## What the task requires
Copy out every line of the data exactly.

## The records
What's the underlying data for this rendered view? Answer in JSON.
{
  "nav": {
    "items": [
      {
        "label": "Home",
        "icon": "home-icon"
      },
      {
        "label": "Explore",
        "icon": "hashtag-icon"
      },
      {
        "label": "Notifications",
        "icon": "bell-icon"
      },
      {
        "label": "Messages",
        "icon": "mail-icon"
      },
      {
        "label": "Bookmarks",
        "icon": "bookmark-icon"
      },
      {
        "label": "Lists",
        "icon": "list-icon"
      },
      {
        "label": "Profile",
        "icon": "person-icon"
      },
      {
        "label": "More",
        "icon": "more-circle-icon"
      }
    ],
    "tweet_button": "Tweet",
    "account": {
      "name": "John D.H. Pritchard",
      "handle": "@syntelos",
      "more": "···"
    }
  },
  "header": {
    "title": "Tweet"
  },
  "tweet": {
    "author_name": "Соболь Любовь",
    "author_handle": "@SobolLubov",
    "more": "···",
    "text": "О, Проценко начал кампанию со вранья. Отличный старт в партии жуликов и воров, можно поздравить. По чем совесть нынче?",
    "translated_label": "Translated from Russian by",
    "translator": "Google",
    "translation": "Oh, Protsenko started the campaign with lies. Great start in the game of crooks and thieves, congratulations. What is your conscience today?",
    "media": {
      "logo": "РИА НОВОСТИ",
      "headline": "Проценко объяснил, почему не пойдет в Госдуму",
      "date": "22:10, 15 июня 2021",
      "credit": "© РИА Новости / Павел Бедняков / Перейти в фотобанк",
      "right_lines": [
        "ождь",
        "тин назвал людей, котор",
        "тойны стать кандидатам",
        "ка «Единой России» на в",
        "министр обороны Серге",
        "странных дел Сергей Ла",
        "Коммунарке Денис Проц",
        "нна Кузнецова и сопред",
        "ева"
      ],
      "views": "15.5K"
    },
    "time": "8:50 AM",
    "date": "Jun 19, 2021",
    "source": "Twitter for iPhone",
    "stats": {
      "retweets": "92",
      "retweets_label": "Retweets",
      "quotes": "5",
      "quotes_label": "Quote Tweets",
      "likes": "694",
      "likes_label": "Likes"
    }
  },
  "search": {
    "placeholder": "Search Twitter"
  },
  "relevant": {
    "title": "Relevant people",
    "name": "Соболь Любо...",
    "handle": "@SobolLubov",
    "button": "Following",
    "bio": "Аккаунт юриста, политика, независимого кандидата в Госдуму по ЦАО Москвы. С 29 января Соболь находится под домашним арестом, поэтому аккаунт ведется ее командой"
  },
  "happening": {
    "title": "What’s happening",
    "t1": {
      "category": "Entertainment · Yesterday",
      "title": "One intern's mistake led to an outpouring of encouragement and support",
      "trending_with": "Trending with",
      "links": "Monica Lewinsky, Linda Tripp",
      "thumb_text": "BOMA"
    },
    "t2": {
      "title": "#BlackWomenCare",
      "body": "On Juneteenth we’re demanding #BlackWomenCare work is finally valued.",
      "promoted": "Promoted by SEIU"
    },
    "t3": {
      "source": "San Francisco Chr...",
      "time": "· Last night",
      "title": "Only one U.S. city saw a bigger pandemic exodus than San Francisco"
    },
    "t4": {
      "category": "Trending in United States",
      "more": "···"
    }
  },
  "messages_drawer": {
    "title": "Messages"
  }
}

## The result
What's the underlying data for this rendered view? Answer in JSON.
{
  "nav": {
    "items": [
      {
        "label": "Home",
        "icon": "home-icon"
      },
      {
        "label": "Explore",
        "icon": "hashtag-icon"
      },
      {
        "label": "Notifications",
        "icon": "bell-icon"
      },
      {
        "label": "Messages",
        "icon": "mail-icon"
      },
      {
        "label": "Bookmarks",
        "icon": "bookmark-icon"
      },
      {
        "label": "Lists",
        "icon": "list-icon"
      },
      {
        "label": "Profile",
        "icon": "person-icon"
      },
      {
        "label": "More",
        "icon": "more-circle-icon"
      }
    ],
    "tweet_button": "Tweet",
    "account": {
      "name": "John D.H. Pritchard",
      "handle": "@syntelos",
      "more": "···"
    }
  },
  "header": {
    "title": "Tweet"
  },
  "tweet": {
    "author_name": "Соболь Любовь",
    "author_handle": "@SobolLubov",
    "more": "···",
    "text": "О, Проценко начал кампанию со вранья. Отличный старт в партии жуликов и воров, можно поздравить. По чем совесть нынче?",
    "translated_label": "Translated from Russian by",
    "translator": "Google",
    "translation": "Oh, Protsenko started the campaign with lies. Great start in the game of crooks and thieves, congratulations. What is your conscience today?",
    "media": {
      "logo": "РИА НОВОСТИ",
      "headline": "Проценко объяснил, почему не пойдет в Госдуму",
      "date": "22:10, 15 июня 2021",
      "credit": "© РИА Новости / Павел Бедняков / Перейти в фотобанк",
      "right_lines": [
        "ождь",
        "тин назвал людей, котор",
        "тойны стать кандидатам",
        "ка «Единой России» на в",
        "министр обороны Серге",
        "странных дел Сергей Ла",
        "Коммунарке Денис Проц",
        "нна Кузнецова и сопред",
        "ева"
      ],
      "views": "15.5K"
    },
    "time": "8:50 AM",
    "date": "Jun 19, 2021",
    "source": "Twitter for iPhone",
    "stats": {
      "retweets": "92",
      "retweets_label": "Retweets",
      "quotes": "5",
      "quotes_label": "Quote Tweets",
      "likes": "694",
      "likes_label": "Likes"
    }
  },
  "search": {
    "placeholder": "Search Twitter"
  },
  "relevant": {
    "title": "Relevant people",
    "name": "Соболь Любо...",
    "handle": "@SobolLubov",
    "button": "Following",
    "bio": "Аккаунт юриста, политика, независимого кандидата в Госдуму по ЦАО Москвы. С 29 января Соболь находится под домашним арестом, поэтому аккаунт ведется ее командой"
  },
  "happening": {
    "title": "What’s happening",
    "t1": {
      "category": "Entertainment · Yesterday",
      "title": "One intern's mistake led to an outpouring of encouragement and support",
      "trending_with": "Trending with",
      "links": "Monica Lewinsky, Linda Tripp",
      "thumb_text": "BOMA"
    },
    "t2": {
      "title": "#BlackWomenCare",
      "body": "On Juneteenth we’re demanding #BlackWomenCare work is finally valued.",
      "promoted": "Promoted by SEIU"
    },
    "t3": {
      "source": "San Francisco Chr...",
      "time": "· Last night",
      "title": "Only one U.S. city saw a bigger pandemic exodus than San Francisco"
    },
    "t4": {
      "category": "Trending in United States",
      "more": "···"
    }
  },
  "messages_drawer": {
    "title": "Messages"
  }
}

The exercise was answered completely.